■ **TASK INPUTS**

------------------------------

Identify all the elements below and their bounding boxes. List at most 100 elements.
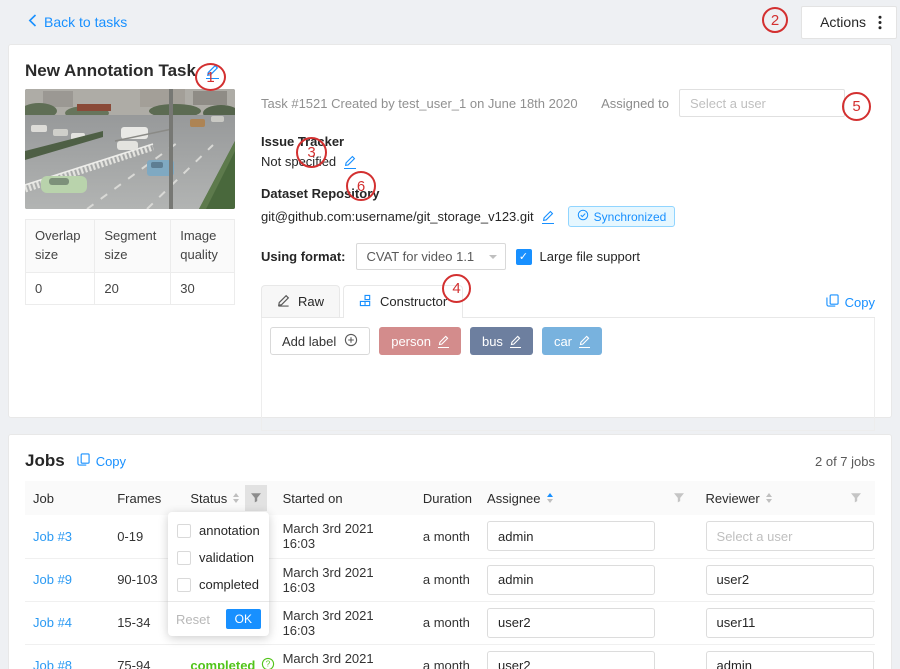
status-filter-icon[interactable] <box>245 485 267 511</box>
chevron-down-icon <box>489 255 497 259</box>
col-started-on: Started on <box>275 481 415 515</box>
top-bar: Back to tasks Actions <box>0 0 900 44</box>
assigned-to-input[interactable] <box>679 89 845 117</box>
task-body: Overlap size Segment size Image quality … <box>25 89 875 431</box>
jobs-title: Jobs <box>25 451 65 471</box>
col-assignee: Assignee <box>479 481 698 515</box>
actions-label: Actions <box>820 14 866 30</box>
col-status: Status <box>182 481 274 515</box>
label-chip-bus[interactable]: bus <box>470 327 533 355</box>
synchronized-badge: Synchronized <box>568 206 676 227</box>
validation-checkbox[interactable] <box>177 551 191 565</box>
filter-option-validation[interactable]: validation <box>168 544 269 571</box>
cvat-task-page: Back to tasks Actions New Annotation Tas… <box>0 0 900 669</box>
back-to-tasks-label: Back to tasks <box>44 14 127 30</box>
format-select-value: CVAT for video 1.1 <box>367 249 475 264</box>
assignee-sorter[interactable] <box>547 493 553 503</box>
issue-tracker-row: Not specified <box>261 154 875 169</box>
task-parameters-table: Overlap size Segment size Image quality … <box>25 219 235 305</box>
jobs-card: Jobs Copy 2 of 7 jobs Job Frames Status … <box>8 434 892 669</box>
task-preview-image <box>25 89 235 209</box>
assignee-input[interactable] <box>487 565 655 595</box>
back-chevron-icon <box>28 14 37 30</box>
copy-icon <box>77 453 90 469</box>
jobs-count: 2 of 7 jobs <box>815 454 875 469</box>
param-header-segment: Segment size <box>95 220 171 273</box>
assignee-input[interactable] <box>487 608 655 638</box>
job-link[interactable]: Job #4 <box>33 615 72 630</box>
copy-icon <box>826 294 839 310</box>
assignee-input[interactable] <box>487 521 655 551</box>
format-select[interactable]: CVAT for video 1.1 <box>356 243 506 270</box>
annotation-checkbox[interactable] <box>177 524 191 538</box>
status-sorter[interactable] <box>233 493 239 503</box>
task-detail-card: New Annotation Task <box>8 44 892 418</box>
reviewer-filter-icon[interactable] <box>845 485 867 511</box>
svg-text:?: ? <box>266 660 271 669</box>
filter-reset-button[interactable]: Reset <box>176 612 210 627</box>
kebab-menu-icon <box>878 15 882 30</box>
filter-footer: Reset OK <box>168 601 269 636</box>
edit-repository-icon[interactable] <box>542 210 554 224</box>
labels-tabs: Raw Constructor Copy <box>261 285 875 318</box>
using-format-label: Using format: <box>261 249 346 264</box>
edit-title-icon[interactable] <box>206 64 219 79</box>
edit-label-icon[interactable] <box>579 335 590 348</box>
job-row: Job #3 0-19 March 3rd 2021 16:03 a month <box>25 515 875 558</box>
task-meta: Task #1521 Created by test_user_1 on Jun… <box>261 96 578 111</box>
copy-labels-button[interactable]: Copy <box>826 294 875 310</box>
label-chip-person[interactable]: person <box>379 327 461 355</box>
label-chip-car[interactable]: car <box>542 327 602 355</box>
edit-issue-tracker-icon[interactable] <box>344 155 356 169</box>
dataset-repository-label: Dataset Repository <box>261 186 875 201</box>
labels-constructor-pane: Add label person bus car <box>261 318 875 431</box>
task-right-column: Task #1521 Created by test_user_1 on Jun… <box>261 89 875 431</box>
completed-checkbox[interactable] <box>177 578 191 592</box>
filter-option-annotation[interactable]: annotation <box>168 517 269 544</box>
param-header-overlap: Overlap size <box>26 220 95 273</box>
reviewer-sorter[interactable] <box>766 493 772 503</box>
job-link[interactable]: Job #9 <box>33 572 72 587</box>
assigned-to-group: Assigned to <box>601 89 875 117</box>
job-link[interactable]: Job #8 <box>33 658 72 669</box>
param-value-quality: 30 <box>171 272 235 304</box>
check-circle-icon <box>577 209 589 224</box>
filter-ok-button[interactable]: OK <box>226 609 261 629</box>
jobs-table: Job Frames Status Started on Duration As… <box>25 481 875 669</box>
tab-raw[interactable]: Raw <box>261 285 340 317</box>
edit-label-icon[interactable] <box>438 335 449 348</box>
add-label-button[interactable]: Add label <box>270 327 370 355</box>
plus-circle-icon <box>344 333 358 350</box>
reviewer-input[interactable] <box>706 521 874 551</box>
edit-label-icon[interactable] <box>510 335 521 348</box>
task-meta-row: Task #1521 Created by test_user_1 on Jun… <box>261 89 875 117</box>
col-frames: Frames <box>109 481 182 515</box>
actions-button[interactable]: Actions <box>801 6 897 39</box>
assignee-filter-icon[interactable] <box>668 485 690 511</box>
reviewer-input[interactable] <box>706 651 874 669</box>
job-link[interactable]: Job #3 <box>33 529 72 544</box>
large-file-support-checkbox[interactable]: ✓ <box>516 249 532 265</box>
task-title-row: New Annotation Task <box>25 61 875 81</box>
issue-tracker-value: Not specified <box>261 154 336 169</box>
large-file-support-label: Large file support <box>540 249 640 264</box>
jobs-header: Jobs Copy 2 of 7 jobs <box>25 451 875 471</box>
job-row: Job #4 15-34 March 3rd 2021 16:03 a mont… <box>25 601 875 644</box>
param-value-segment: 20 <box>95 272 171 304</box>
tab-constructor[interactable]: Constructor <box>343 285 463 317</box>
assignee-input[interactable] <box>487 651 655 669</box>
status-badge: completed ? <box>190 657 275 669</box>
back-to-tasks-link[interactable]: Back to tasks <box>28 14 127 30</box>
format-row: Using format: CVAT for video 1.1 ✓ Large… <box>261 243 875 270</box>
question-circle-icon: ? <box>261 657 275 669</box>
dataset-repository-row: git@github.com:username/git_storage_v123… <box>261 206 875 227</box>
reviewer-input[interactable] <box>706 608 874 638</box>
status-filter-dropdown: annotation validation completed Reset OK <box>168 512 269 636</box>
job-row: Job #8 75-94 completed ? March 3rd 2021 … <box>25 644 875 669</box>
col-duration: Duration <box>415 481 479 515</box>
col-job: Job <box>25 481 109 515</box>
copy-jobs-button[interactable]: Copy <box>77 453 126 469</box>
dataset-repository-value: git@github.com:username/git_storage_v123… <box>261 209 534 224</box>
reviewer-input[interactable] <box>706 565 874 595</box>
filter-option-completed[interactable]: completed <box>168 571 269 598</box>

------------------------------

■ **WRITTEN REQUEST**
Please reproduce every line of the entries above word for word, leaving out the pictures.

■ **EXERCISE RESPONSE**
Identify all the elements below and their bounding boxes. List at most 100 elements.
status-filter-icon[interactable] <box>245 485 267 511</box>
chevron-down-icon <box>489 255 497 259</box>
col-started-on: Started on <box>275 481 415 515</box>
top-bar: Back to tasks Actions <box>0 0 900 44</box>
assigned-to-input[interactable] <box>679 89 845 117</box>
task-body: Overlap size Segment size Image quality … <box>25 89 875 431</box>
jobs-title: Jobs <box>25 451 65 471</box>
col-assignee: Assignee <box>479 481 698 515</box>
actions-label: Actions <box>820 14 866 30</box>
col-status: Status <box>182 481 274 515</box>
label-chip-bus[interactable]: bus <box>470 327 533 355</box>
synchronized-badge: Synchronized <box>568 206 676 227</box>
validation-checkbox[interactable] <box>177 551 191 565</box>
filter-option-validation[interactable]: validation <box>168 544 269 571</box>
cvat-task-page: Back to tasks Actions New Annotation Tas… <box>0 0 900 669</box>
back-to-tasks-label: Back to tasks <box>44 14 127 30</box>
format-select-value: CVAT for video 1.1 <box>367 249 475 264</box>
assignee-sorter[interactable] <box>547 493 553 503</box>
issue-tracker-row: Not specified <box>261 154 875 169</box>
task-parameters-table: Overlap size Segment size Image quality … <box>25 219 235 305</box>
jobs-card: Jobs Copy 2 of 7 jobs Job Frames Status … <box>8 434 892 669</box>
task-preview-image <box>25 89 235 209</box>
assignee-input[interactable] <box>487 565 655 595</box>
back-chevron-icon <box>28 14 37 30</box>
copy-icon <box>77 453 90 469</box>
jobs-count: 2 of 7 jobs <box>815 454 875 469</box>
param-header-segment: Segment size <box>95 220 171 273</box>
assignee-input[interactable] <box>487 608 655 638</box>
job-link[interactable]: Job #4 <box>33 615 72 630</box>
copy-icon <box>826 294 839 310</box>
assignee-input[interactable] <box>487 521 655 551</box>
format-select[interactable]: CVAT for video 1.1 <box>356 243 506 270</box>
annotation-checkbox[interactable] <box>177 524 191 538</box>
status-sorter[interactable] <box>233 493 239 503</box>
task-detail-card: New Annotation Task <box>8 44 892 418</box>
reviewer-filter-icon[interactable] <box>845 485 867 511</box>
svg-text:?: ? <box>266 660 271 669</box>
filter-reset-button[interactable]: Reset <box>176 612 210 627</box>
kebab-menu-icon <box>878 15 882 30</box>
filter-footer: Reset OK <box>168 601 269 636</box>
edit-repository-icon[interactable] <box>542 210 554 224</box>
labels-tabs: Raw Constructor Copy <box>261 285 875 318</box>
using-format-label: Using format: <box>261 249 346 264</box>
edit-title-icon[interactable] <box>206 64 219 79</box>
edit-label-icon[interactable] <box>579 335 590 348</box>
job-row: Job #3 0-19 March 3rd 2021 16:03 a month <box>25 515 875 558</box>
task-meta: Task #1521 Created by test_user_1 on Jun… <box>261 96 578 111</box>
copy-labels-button[interactable]: Copy <box>826 294 875 310</box>
label-chip-person[interactable]: person <box>379 327 461 355</box>
label-chip-car[interactable]: car <box>542 327 602 355</box>
edit-issue-tracker-icon[interactable] <box>344 155 356 169</box>
dataset-repository-label: Dataset Repository <box>261 186 875 201</box>
labels-constructor-pane: Add label person bus car <box>261 318 875 431</box>
task-right-column: Task #1521 Created by test_user_1 on Jun… <box>261 89 875 431</box>
completed-checkbox[interactable] <box>177 578 191 592</box>
filter-option-annotation[interactable]: annotation <box>168 517 269 544</box>
param-header-overlap: Overlap size <box>26 220 95 273</box>
reviewer-sorter[interactable] <box>766 493 772 503</box>
job-link[interactable]: Job #9 <box>33 572 72 587</box>
assigned-to-group: Assigned to <box>601 89 875 117</box>
job-link[interactable]: Job #8 <box>33 658 72 669</box>
param-value-quality: 30 <box>171 272 235 304</box>
check-circle-icon <box>577 209 589 224</box>
filter-ok-button[interactable]: OK <box>226 609 261 629</box>
jobs-table: Job Frames Status Started on Duration As… <box>25 481 875 669</box>
tab-raw[interactable]: Raw <box>261 285 340 317</box>
edit-label-icon[interactable] <box>438 335 449 348</box>
add-label-button[interactable]: Add label <box>270 327 370 355</box>
plus-circle-icon <box>344 333 358 350</box>
reviewer-input[interactable] <box>706 521 874 551</box>
edit-label-icon[interactable] <box>510 335 521 348</box>
task-meta-row: Task #1521 Created by test_user_1 on Jun… <box>261 89 875 117</box>
col-frames: Frames <box>109 481 182 515</box>
actions-button[interactable]: Actions <box>801 6 897 39</box>
assignee-filter-icon[interactable] <box>668 485 690 511</box>
reviewer-input[interactable] <box>706 651 874 669</box>
job-link[interactable]: Job #3 <box>33 529 72 544</box>
large-file-support-checkbox[interactable]: ✓ <box>516 249 532 265</box>
task-title-row: New Annotation Task <box>25 61 875 81</box>
issue-tracker-value: Not specified <box>261 154 336 169</box>
large-file-support-label: Large file support <box>540 249 640 264</box>
jobs-header: Jobs Copy 2 of 7 jobs <box>25 451 875 471</box>
job-row: Job #4 15-34 March 3rd 2021 16:03 a mont… <box>25 601 875 644</box>
param-value-segment: 20 <box>95 272 171 304</box>
tab-constructor[interactable]: Constructor <box>343 285 463 317</box>
assignee-input[interactable] <box>487 651 655 669</box>
status-badge: completed ? <box>190 657 275 669</box>
back-to-tasks-link[interactable]: Back to tasks <box>28 14 127 30</box>
format-row: Using format: CVAT for video 1.1 ✓ Large… <box>261 243 875 270</box>
question-circle-icon: ? <box>261 657 275 669</box>
dataset-repository-row: git@github.com:username/git_storage_v123… <box>261 206 875 227</box>
reviewer-input[interactable] <box>706 608 874 638</box>
status-filter-dropdown: annotation validation completed Reset OK <box>168 512 269 636</box>
job-row: Job #8 75-94 completed ? March 3rd 2021 … <box>25 644 875 669</box>
col-duration: Duration <box>415 481 479 515</box>
col-job: Job <box>25 481 109 515</box>
copy-jobs-button[interactable]: Copy <box>77 453 126 469</box>
dataset-repository-value: git@github.com:username/git_storage_v123… <box>261 209 534 224</box>
reviewer-input[interactable] <box>706 565 874 595</box>
filter-option-completed[interactable]: completed <box>168 571 269 598</box>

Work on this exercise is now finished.